*Aim of the task:*
Transcribe the lines below verbatim, skipping the images.

## BEGIN

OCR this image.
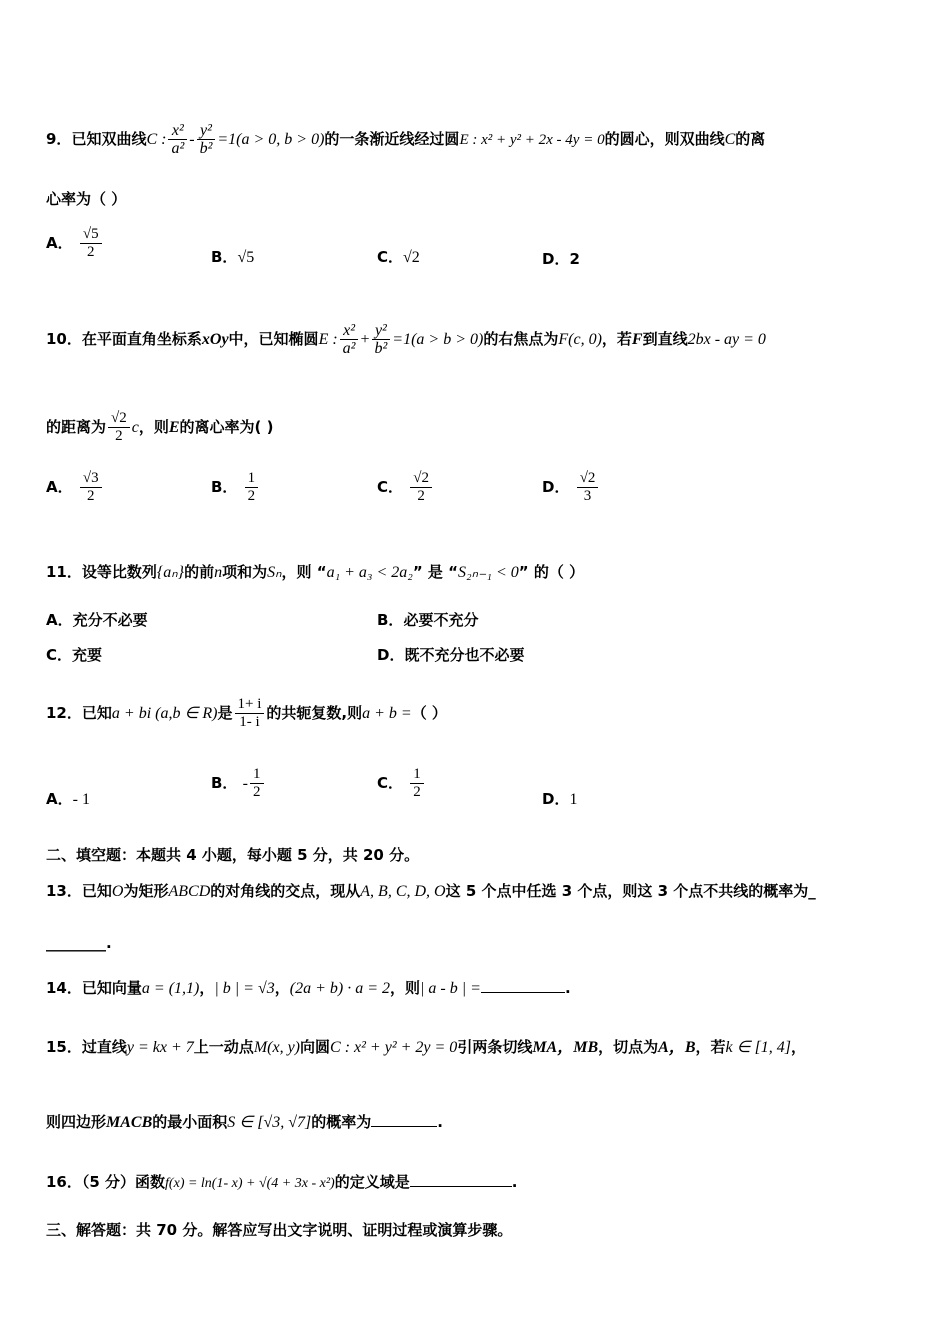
9．已知双曲线C : $\frac{\text{x²}}{\text{a²}} - \frac{\text{y²}}{\text{b²}} =1(a > 0$, b > 0)的一条渐近线经过圆E : x² + y² + 2x - 4y = 0的圆心，则双曲线C的离
心率为（ ）
A． $\frac{√5}{2}$	B．√5	C．√2	D．2
10．在平面直角坐标系xOy中，已知椭圆E : $\frac{\text{x²}}{\text{a²}} + \frac{\text{y²}}{\text{b²}} =1(a > b > 0)$的右焦点为F(c, 0)，若F到直线2bx - ay = 0
的距离为 $\frac{√2}{2}$ c，则E的离心率为( )
A． $\frac{√3}{2}$	B． $\frac{1}{2}$	C． $\frac{√2}{2}$	D． $\frac{√2}{3}$
11．设等比数列{aₙ}的前n项和为Sₙ，则 “a₁ + a₃ < 2a₂” 是 “S₂ₙ₋₁ < 0” 的（ ）
A．充分不必要	B．必要不充分
C．充要	D．既不充分也不必要
12．已知a + bi (a,b ∈ R)是 $\frac{1+ i}{1- i}$ 的共轭复数,则a + b =（ ）
A．- 1
B． - $\frac{1}{2}$	C． $\frac{1}{2}$	D．1
二、填空题：本题共 4 小题，每小题 5 分，共 20 分。
13．已知O为矩形ABCD的对角线的交点，现从A, B, C, D, O这 5 个点中任选 3 个点，则这 3 个点不共线的概率为_
________.
14．已知向量a = (1,1)，| b | = √3，(2a + b) · a = 2，则| a - b | =	.
15．过直线y = kx + 7上一动点M(x, y)向圆C : x² + y² + 2y = 0引两条切线MA，MB，切点为A，B，若k ∈ [1, 4]，
则四边形MACB的最小面积S ∈ [√3, √7]的概率为	.
16．（5 分）函数f(x) = ln(1- x) + √(4 + 3x - x²)的定义域是	.
三、解答题：共 70 分。解答应写出文字说明、证明过程或演算步骤。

## END

*The answer:*
OCR this image.
9．已知双曲线C : $\frac{\text{x²}}{\text{a²}} - \frac{\text{y²}}{\text{b²}} =1(a > 0$, b > 0)的一条渐近线经过圆E : x² + y² + 2x - 4y = 0的圆心，则双曲线C的离
心率为（ ）
A． $\frac{√5}{2}$	B．√5	C．√2	D．2
10．在平面直角坐标系xOy中，已知椭圆E : $\frac{\text{x²}}{\text{a²}} + \frac{\text{y²}}{\text{b²}} =1(a > b > 0)$的右焦点为F(c, 0)，若F到直线2bx - ay = 0
的距离为 $\frac{√2}{2}$ c，则E的离心率为( )
A． $\frac{√3}{2}$	B． $\frac{1}{2}$	C． $\frac{√2}{2}$	D． $\frac{√2}{3}$
11．设等比数列{aₙ}的前n项和为Sₙ，则 “a₁ + a₃ < 2a₂” 是 “S₂ₙ₋₁ < 0” 的（ ）
A．充分不必要	B．必要不充分
C．充要	D．既不充分也不必要
12．已知a + bi (a,b ∈ R)是 $\frac{1+ i}{1- i}$ 的共轭复数,则a + b =（ ）
A．- 1
B． - $\frac{1}{2}$	C． $\frac{1}{2}$	D．1
二、填空题：本题共 4 小题，每小题 5 分，共 20 分。
13．已知O为矩形ABCD的对角线的交点，现从A, B, C, D, O这 5 个点中任选 3 个点，则这 3 个点不共线的概率为_
________.
14．已知向量a = (1,1)，| b | = √3，(2a + b) · a = 2，则| a - b | =	.
15．过直线y = kx + 7上一动点M(x, y)向圆C : x² + y² + 2y = 0引两条切线MA，MB，切点为A，B，若k ∈ [1, 4]，
则四边形MACB的最小面积S ∈ [√3, √7]的概率为	.
16．（5 分）函数f(x) = ln(1- x) + √(4 + 3x - x²)的定义域是	.
三、解答题：共 70 分。解答应写出文字说明、证明过程或演算步骤。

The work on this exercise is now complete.